PROMPT:
Word for word, restate every line of the listing that follows.
── PROVIDED DATA ──
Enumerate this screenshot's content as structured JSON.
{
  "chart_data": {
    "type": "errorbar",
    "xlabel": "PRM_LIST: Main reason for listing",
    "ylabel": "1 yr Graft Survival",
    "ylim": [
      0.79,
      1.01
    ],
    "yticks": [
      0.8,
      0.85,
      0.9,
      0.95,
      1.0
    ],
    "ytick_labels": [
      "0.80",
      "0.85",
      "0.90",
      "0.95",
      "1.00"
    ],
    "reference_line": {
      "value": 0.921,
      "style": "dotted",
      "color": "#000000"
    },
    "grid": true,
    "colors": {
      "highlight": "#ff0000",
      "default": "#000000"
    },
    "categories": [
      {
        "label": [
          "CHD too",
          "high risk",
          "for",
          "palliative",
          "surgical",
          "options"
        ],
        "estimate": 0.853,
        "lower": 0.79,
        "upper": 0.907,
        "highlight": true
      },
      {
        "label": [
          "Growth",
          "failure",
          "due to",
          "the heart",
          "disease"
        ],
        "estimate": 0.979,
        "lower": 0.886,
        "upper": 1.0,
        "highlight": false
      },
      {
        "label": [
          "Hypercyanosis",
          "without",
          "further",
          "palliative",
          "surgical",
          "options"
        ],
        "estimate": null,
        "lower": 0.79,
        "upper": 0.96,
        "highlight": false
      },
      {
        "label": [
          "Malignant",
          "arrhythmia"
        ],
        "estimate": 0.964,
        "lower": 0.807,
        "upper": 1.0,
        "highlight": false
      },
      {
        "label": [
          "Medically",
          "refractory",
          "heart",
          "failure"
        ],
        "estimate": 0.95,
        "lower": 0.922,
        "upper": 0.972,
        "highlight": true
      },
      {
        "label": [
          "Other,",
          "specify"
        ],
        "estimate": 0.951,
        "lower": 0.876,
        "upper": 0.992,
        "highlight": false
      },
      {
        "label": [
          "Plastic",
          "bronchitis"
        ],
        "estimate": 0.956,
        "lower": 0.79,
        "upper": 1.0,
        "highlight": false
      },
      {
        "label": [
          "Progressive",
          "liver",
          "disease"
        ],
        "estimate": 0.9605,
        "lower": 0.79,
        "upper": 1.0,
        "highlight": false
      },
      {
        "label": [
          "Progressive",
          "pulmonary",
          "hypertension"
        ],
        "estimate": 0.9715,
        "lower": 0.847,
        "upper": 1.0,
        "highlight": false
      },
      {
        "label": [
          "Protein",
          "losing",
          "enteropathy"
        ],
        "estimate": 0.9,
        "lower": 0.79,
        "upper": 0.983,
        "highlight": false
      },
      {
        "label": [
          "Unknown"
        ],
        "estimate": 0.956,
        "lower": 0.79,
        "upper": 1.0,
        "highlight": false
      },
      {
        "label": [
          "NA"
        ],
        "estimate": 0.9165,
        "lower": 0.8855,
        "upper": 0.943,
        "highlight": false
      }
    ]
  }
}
───
EXERCISE OUTPUT:
Enumerate this screenshot's content as structured JSON.
{
  "chart_data": {
    "type": "errorbar",
    "xlabel": "PRM_LIST: Main reason for listing",
    "ylabel": "1 yr Graft Survival",
    "ylim": [
      0.79,
      1.01
    ],
    "yticks": [
      0.8,
      0.85,
      0.9,
      0.95,
      1.0
    ],
    "ytick_labels": [
      "0.80",
      "0.85",
      "0.90",
      "0.95",
      "1.00"
    ],
    "reference_line": {
      "value": 0.921,
      "style": "dotted",
      "color": "#000000"
    },
    "grid": true,
    "colors": {
      "highlight": "#ff0000",
      "default": "#000000"
    },
    "categories": [
      {
        "label": [
          "CHD too",
          "high risk",
          "for",
          "palliative",
          "surgical",
          "options"
        ],
        "estimate": 0.853,
        "lower": 0.79,
        "upper": 0.907,
        "highlight": true
      },
      {
        "label": [
          "Growth",
          "failure",
          "due to",
          "the heart",
          "disease"
        ],
        "estimate": 0.979,
        "lower": 0.886,
        "upper": 1.0,
        "highlight": false
      },
      {
        "label": [
          "Hypercyanosis",
          "without",
          "further",
          "palliative",
          "surgical",
          "options"
        ],
        "estimate": null,
        "lower": 0.79,
        "upper": 0.96,
        "highlight": false
      },
      {
        "label": [
          "Malignant",
          "arrhythmia"
        ],
        "estimate": 0.964,
        "lower": 0.807,
        "upper": 1.0,
        "highlight": false
      },
      {
        "label": [
          "Medically",
          "refractory",
          "heart",
          "failure"
        ],
        "estimate": 0.95,
        "lower": 0.922,
        "upper": 0.972,
        "highlight": true
      },
      {
        "label": [
          "Other,",
          "specify"
        ],
        "estimate": 0.951,
        "lower": 0.876,
        "upper": 0.992,
        "highlight": false
      },
      {
        "label": [
          "Plastic",
          "bronchitis"
        ],
        "estimate": 0.956,
        "lower": 0.79,
        "upper": 1.0,
        "highlight": false
      },
      {
        "label": [
          "Progressive",
          "liver",
          "disease"
        ],
        "estimate": 0.9605,
        "lower": 0.79,
        "upper": 1.0,
        "highlight": false
      },
      {
        "label": [
          "Progressive",
          "pulmonary",
          "hypertension"
        ],
        "estimate": 0.9715,
        "lower": 0.847,
        "upper": 1.0,
        "highlight": false
      },
      {
        "label": [
          "Protein",
          "losing",
          "enteropathy"
        ],
        "estimate": 0.9,
        "lower": 0.79,
        "upper": 0.983,
        "highlight": false
      },
      {
        "label": [
          "Unknown"
        ],
        "estimate": 0.956,
        "lower": 0.79,
        "upper": 1.0,
        "highlight": false
      },
      {
        "label": [
          "NA"
        ],
        "estimate": 0.9165,
        "lower": 0.8855,
        "upper": 0.943,
        "highlight": false
      }
    ]
  }
}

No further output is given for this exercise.